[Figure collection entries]
● ● ● ●

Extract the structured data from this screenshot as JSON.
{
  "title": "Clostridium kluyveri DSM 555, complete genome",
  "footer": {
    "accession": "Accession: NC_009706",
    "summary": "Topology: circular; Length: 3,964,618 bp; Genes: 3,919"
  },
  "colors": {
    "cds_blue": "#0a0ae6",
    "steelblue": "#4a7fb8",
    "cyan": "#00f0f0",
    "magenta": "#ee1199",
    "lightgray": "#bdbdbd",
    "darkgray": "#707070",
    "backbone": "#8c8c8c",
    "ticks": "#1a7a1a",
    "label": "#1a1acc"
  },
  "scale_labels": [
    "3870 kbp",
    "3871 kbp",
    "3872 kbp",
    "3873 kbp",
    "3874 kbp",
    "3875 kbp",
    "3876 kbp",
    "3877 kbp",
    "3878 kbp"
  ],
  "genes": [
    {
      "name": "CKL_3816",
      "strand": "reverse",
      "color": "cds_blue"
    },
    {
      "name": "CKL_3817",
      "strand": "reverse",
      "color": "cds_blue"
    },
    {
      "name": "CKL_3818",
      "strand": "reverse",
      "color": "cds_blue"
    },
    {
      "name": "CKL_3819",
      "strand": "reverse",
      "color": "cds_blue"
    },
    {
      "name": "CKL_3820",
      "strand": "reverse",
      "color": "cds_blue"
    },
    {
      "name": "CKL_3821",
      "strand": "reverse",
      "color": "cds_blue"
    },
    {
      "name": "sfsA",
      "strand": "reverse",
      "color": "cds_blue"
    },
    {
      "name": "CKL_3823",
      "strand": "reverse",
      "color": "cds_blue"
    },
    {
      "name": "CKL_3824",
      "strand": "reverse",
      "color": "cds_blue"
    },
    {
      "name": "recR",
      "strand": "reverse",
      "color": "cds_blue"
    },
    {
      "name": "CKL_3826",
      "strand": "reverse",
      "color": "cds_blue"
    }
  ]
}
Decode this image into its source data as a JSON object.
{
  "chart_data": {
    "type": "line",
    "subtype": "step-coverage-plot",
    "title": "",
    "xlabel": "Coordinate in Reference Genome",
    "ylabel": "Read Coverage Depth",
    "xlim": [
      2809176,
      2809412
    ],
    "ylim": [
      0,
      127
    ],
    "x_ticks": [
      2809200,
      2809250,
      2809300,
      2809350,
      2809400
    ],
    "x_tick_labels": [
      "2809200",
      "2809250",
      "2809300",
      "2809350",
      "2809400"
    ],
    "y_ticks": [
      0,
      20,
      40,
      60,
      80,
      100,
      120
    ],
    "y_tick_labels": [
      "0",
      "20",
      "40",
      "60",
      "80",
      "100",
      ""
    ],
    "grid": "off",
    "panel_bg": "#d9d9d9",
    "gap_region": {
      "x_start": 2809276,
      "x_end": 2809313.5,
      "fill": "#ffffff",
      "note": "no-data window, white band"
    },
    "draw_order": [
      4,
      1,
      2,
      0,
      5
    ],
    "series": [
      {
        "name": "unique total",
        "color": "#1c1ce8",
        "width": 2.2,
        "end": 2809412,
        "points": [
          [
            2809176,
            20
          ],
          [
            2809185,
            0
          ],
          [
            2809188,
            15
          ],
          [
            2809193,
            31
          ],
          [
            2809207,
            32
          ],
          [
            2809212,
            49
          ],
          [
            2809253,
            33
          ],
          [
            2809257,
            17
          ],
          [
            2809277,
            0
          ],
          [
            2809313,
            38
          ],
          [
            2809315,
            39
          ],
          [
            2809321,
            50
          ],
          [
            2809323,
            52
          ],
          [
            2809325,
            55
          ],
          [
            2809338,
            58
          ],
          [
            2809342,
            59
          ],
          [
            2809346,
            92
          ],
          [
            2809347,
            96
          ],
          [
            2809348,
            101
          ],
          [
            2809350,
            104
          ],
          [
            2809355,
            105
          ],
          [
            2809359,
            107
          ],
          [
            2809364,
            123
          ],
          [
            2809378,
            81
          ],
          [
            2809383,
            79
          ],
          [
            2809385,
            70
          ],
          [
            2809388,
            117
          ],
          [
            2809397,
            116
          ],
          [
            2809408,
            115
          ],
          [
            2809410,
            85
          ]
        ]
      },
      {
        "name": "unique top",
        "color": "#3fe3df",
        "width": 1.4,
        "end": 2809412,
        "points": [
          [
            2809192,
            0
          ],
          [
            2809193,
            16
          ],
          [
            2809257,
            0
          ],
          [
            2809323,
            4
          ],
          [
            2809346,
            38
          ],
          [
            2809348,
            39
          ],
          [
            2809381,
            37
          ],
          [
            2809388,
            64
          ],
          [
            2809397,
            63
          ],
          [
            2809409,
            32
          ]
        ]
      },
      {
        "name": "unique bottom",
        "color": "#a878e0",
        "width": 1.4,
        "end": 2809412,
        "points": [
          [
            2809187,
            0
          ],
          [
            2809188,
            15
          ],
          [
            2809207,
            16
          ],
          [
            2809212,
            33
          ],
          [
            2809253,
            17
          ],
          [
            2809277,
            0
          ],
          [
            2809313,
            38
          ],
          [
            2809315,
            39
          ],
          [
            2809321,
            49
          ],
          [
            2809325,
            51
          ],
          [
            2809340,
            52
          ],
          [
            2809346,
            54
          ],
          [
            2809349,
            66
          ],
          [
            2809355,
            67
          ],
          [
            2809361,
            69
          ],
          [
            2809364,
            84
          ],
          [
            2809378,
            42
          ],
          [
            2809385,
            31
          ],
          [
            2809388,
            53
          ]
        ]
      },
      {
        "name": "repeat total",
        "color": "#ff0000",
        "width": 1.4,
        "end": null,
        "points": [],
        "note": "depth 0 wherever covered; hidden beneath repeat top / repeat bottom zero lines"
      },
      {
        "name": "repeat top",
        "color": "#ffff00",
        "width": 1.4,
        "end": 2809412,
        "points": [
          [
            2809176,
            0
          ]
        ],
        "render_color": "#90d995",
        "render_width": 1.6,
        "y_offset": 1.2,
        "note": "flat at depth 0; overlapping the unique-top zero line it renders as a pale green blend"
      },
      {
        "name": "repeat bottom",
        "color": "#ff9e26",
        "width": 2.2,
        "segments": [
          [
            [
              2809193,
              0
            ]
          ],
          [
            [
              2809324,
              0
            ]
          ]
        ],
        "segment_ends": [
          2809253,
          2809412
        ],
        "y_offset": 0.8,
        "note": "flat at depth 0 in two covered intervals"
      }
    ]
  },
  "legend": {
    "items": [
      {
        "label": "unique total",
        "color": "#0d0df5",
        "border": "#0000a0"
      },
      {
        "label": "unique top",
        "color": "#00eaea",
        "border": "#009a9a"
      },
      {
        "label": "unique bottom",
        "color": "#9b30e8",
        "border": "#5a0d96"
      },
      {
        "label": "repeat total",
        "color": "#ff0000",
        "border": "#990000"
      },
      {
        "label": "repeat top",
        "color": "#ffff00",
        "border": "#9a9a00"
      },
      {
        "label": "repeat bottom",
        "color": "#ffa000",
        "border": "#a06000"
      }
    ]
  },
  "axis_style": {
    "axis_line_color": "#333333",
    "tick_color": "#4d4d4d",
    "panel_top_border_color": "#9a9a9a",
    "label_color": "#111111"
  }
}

● ● ● ●

EXERCISE BRIEF - Give an exact copy of all the data shown above.

SOLVED EXERCISE -
Extract the structured data from this screenshot as JSON.
{
  "title": "Clostridium kluyveri DSM 555, complete genome",
  "footer": {
    "accession": "Accession: NC_009706",
    "summary": "Topology: circular; Length: 3,964,618 bp; Genes: 3,919"
  },
  "colors": {
    "cds_blue": "#0a0ae6",
    "steelblue": "#4a7fb8",
    "cyan": "#00f0f0",
    "magenta": "#ee1199",
    "lightgray": "#bdbdbd",
    "darkgray": "#707070",
    "backbone": "#8c8c8c",
    "ticks": "#1a7a1a",
    "label": "#1a1acc"
  },
  "scale_labels": [
    "3870 kbp",
    "3871 kbp",
    "3872 kbp",
    "3873 kbp",
    "3874 kbp",
    "3875 kbp",
    "3876 kbp",
    "3877 kbp",
    "3878 kbp"
  ],
  "genes": [
    {
      "name": "CKL_3816",
      "strand": "reverse",
      "color": "cds_blue"
    },
    {
      "name": "CKL_3817",
      "strand": "reverse",
      "color": "cds_blue"
    },
    {
      "name": "CKL_3818",
      "strand": "reverse",
      "color": "cds_blue"
    },
    {
      "name": "CKL_3819",
      "strand": "reverse",
      "color": "cds_blue"
    },
    {
      "name": "CKL_3820",
      "strand": "reverse",
      "color": "cds_blue"
    },
    {
      "name": "CKL_3821",
      "strand": "reverse",
      "color": "cds_blue"
    },
    {
      "name": "sfsA",
      "strand": "reverse",
      "color": "cds_blue"
    },
    {
      "name": "CKL_3823",
      "strand": "reverse",
      "color": "cds_blue"
    },
    {
      "name": "CKL_3824",
      "strand": "reverse",
      "color": "cds_blue"
    },
    {
      "name": "recR",
      "strand": "reverse",
      "color": "cds_blue"
    },
    {
      "name": "CKL_3826",
      "strand": "reverse",
      "color": "cds_blue"
    }
  ]
}
Decode this image into its source data as a JSON object.
{
  "chart_data": {
    "type": "line",
    "subtype": "step-coverage-plot",
    "title": "",
    "xlabel": "Coordinate in Reference Genome",
    "ylabel": "Read Coverage Depth",
    "xlim": [
      2809176,
      2809412
    ],
    "ylim": [
      0,
      127
    ],
    "x_ticks": [
      2809200,
      2809250,
      2809300,
      2809350,
      2809400
    ],
    "x_tick_labels": [
      "2809200",
      "2809250",
      "2809300",
      "2809350",
      "2809400"
    ],
    "y_ticks": [
      0,
      20,
      40,
      60,
      80,
      100,
      120
    ],
    "y_tick_labels": [
      "0",
      "20",
      "40",
      "60",
      "80",
      "100",
      ""
    ],
    "grid": "off",
    "panel_bg": "#d9d9d9",
    "gap_region": {
      "x_start": 2809276,
      "x_end": 2809313.5,
      "fill": "#ffffff",
      "note": "no-data window, white band"
    },
    "draw_order": [
      4,
      1,
      2,
      0,
      5
    ],
    "series": [
      {
        "name": "unique total",
        "color": "#1c1ce8",
        "width": 2.2,
        "end": 2809412,
        "points": [
          [
            2809176,
            20
          ],
          [
            2809185,
            0
          ],
          [
            2809188,
            15
          ],
          [
            2809193,
            31
          ],
          [
            2809207,
            32
          ],
          [
            2809212,
            49
          ],
          [
            2809253,
            33
          ],
          [
            2809257,
            17
          ],
          [
            2809277,
            0
          ],
          [
            2809313,
            38
          ],
          [
            2809315,
            39
          ],
          [
            2809321,
            50
          ],
          [
            2809323,
            52
          ],
          [
            2809325,
            55
          ],
          [
            2809338,
            58
          ],
          [
            2809342,
            59
          ],
          [
            2809346,
            92
          ],
          [
            2809347,
            96
          ],
          [
            2809348,
            101
          ],
          [
            2809350,
            104
          ],
          [
            2809355,
            105
          ],
          [
            2809359,
            107
          ],
          [
            2809364,
            123
          ],
          [
            2809378,
            81
          ],
          [
            2809383,
            79
          ],
          [
            2809385,
            70
          ],
          [
            2809388,
            117
          ],
          [
            2809397,
            116
          ],
          [
            2809408,
            115
          ],
          [
            2809410,
            85
          ]
        ]
      },
      {
        "name": "unique top",
        "color": "#3fe3df",
        "width": 1.4,
        "end": 2809412,
        "points": [
          [
            2809192,
            0
          ],
          [
            2809193,
            16
          ],
          [
            2809257,
            0
          ],
          [
            2809323,
            4
          ],
          [
            2809346,
            38
          ],
          [
            2809348,
            39
          ],
          [
            2809381,
            37
          ],
          [
            2809388,
            64
          ],
          [
            2809397,
            63
          ],
          [
            2809409,
            32
          ]
        ]
      },
      {
        "name": "unique bottom",
        "color": "#a878e0",
        "width": 1.4,
        "end": 2809412,
        "points": [
          [
            2809187,
            0
          ],
          [
            2809188,
            15
          ],
          [
            2809207,
            16
          ],
          [
            2809212,
            33
          ],
          [
            2809253,
            17
          ],
          [
            2809277,
            0
          ],
          [
            2809313,
            38
          ],
          [
            2809315,
            39
          ],
          [
            2809321,
            49
          ],
          [
            2809325,
            51
          ],
          [
            2809340,
            52
          ],
          [
            2809346,
            54
          ],
          [
            2809349,
            66
          ],
          [
            2809355,
            67
          ],
          [
            2809361,
            69
          ],
          [
            2809364,
            84
          ],
          [
            2809378,
            42
          ],
          [
            2809385,
            31
          ],
          [
            2809388,
            53
          ]
        ]
      },
      {
        "name": "repeat total",
        "color": "#ff0000",
        "width": 1.4,
        "end": null,
        "points": [],
        "note": "depth 0 wherever covered; hidden beneath repeat top / repeat bottom zero lines"
      },
      {
        "name": "repeat top",
        "color": "#ffff00",
        "width": 1.4,
        "end": 2809412,
        "points": [
          [
            2809176,
            0
          ]
        ],
        "render_color": "#90d995",
        "render_width": 1.6,
        "y_offset": 1.2,
        "note": "flat at depth 0; overlapping the unique-top zero line it renders as a pale green blend"
      },
      {
        "name": "repeat bottom",
        "color": "#ff9e26",
        "width": 2.2,
        "segments": [
          [
            [
              2809193,
              0
            ]
          ],
          [
            [
              2809324,
              0
            ]
          ]
        ],
        "segment_ends": [
          2809253,
          2809412
        ],
        "y_offset": 0.8,
        "note": "flat at depth 0 in two covered intervals"
      }
    ]
  },
  "legend": {
    "items": [
      {
        "label": "unique total",
        "color": "#0d0df5",
        "border": "#0000a0"
      },
      {
        "label": "unique top",
        "color": "#00eaea",
        "border": "#009a9a"
      },
      {
        "label": "unique bottom",
        "color": "#9b30e8",
        "border": "#5a0d96"
      },
      {
        "label": "repeat total",
        "color": "#ff0000",
        "border": "#990000"
      },
      {
        "label": "repeat top",
        "color": "#ffff00",
        "border": "#9a9a00"
      },
      {
        "label": "repeat bottom",
        "color": "#ffa000",
        "border": "#a06000"
      }
    ]
  },
  "axis_style": {
    "axis_line_color": "#333333",
    "tick_color": "#4d4d4d",
    "panel_top_border_color": "#9a9a9a",
    "label_color": "#111111"
  }
}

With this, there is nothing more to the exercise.